> **Task to carry out**: Of the lines in this listing, how many contain the word "โดยว"? Give the number and nothing else.

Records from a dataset
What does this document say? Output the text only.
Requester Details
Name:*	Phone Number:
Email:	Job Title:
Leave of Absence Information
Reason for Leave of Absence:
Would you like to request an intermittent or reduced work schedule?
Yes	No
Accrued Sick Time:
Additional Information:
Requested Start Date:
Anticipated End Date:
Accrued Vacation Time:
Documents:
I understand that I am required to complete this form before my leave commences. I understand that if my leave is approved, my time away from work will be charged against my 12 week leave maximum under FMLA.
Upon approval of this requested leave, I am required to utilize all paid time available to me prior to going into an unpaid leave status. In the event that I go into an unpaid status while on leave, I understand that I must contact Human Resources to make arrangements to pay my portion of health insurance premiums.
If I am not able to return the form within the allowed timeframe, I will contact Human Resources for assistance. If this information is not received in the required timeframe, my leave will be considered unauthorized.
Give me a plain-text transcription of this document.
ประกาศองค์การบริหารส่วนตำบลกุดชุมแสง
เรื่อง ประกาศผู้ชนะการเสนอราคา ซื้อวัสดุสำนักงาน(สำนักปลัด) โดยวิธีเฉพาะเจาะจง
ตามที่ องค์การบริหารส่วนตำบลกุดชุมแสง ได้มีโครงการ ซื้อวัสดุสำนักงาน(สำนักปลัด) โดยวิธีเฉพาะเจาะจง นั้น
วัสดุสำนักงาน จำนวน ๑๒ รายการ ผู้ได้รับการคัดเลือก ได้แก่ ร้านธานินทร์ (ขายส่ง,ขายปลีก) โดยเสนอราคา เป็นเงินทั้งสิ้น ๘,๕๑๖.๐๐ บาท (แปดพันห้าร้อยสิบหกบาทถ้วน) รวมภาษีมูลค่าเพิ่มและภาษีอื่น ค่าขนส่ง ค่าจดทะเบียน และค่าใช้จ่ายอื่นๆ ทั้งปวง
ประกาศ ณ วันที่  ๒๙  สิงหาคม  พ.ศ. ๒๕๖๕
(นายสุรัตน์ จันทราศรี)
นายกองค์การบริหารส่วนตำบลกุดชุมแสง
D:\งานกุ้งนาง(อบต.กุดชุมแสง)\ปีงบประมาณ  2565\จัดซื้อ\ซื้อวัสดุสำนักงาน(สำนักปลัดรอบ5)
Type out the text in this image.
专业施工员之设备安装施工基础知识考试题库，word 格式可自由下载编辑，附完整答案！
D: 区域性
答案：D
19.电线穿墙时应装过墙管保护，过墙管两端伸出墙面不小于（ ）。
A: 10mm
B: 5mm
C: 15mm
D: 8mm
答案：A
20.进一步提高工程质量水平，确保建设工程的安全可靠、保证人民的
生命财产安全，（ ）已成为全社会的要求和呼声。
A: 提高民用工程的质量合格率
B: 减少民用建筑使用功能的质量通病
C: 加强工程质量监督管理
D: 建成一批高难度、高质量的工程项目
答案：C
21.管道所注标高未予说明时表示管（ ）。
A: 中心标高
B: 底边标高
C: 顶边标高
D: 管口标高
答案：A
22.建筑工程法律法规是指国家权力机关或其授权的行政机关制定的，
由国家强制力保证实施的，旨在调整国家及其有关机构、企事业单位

> **Solved exercise**: 2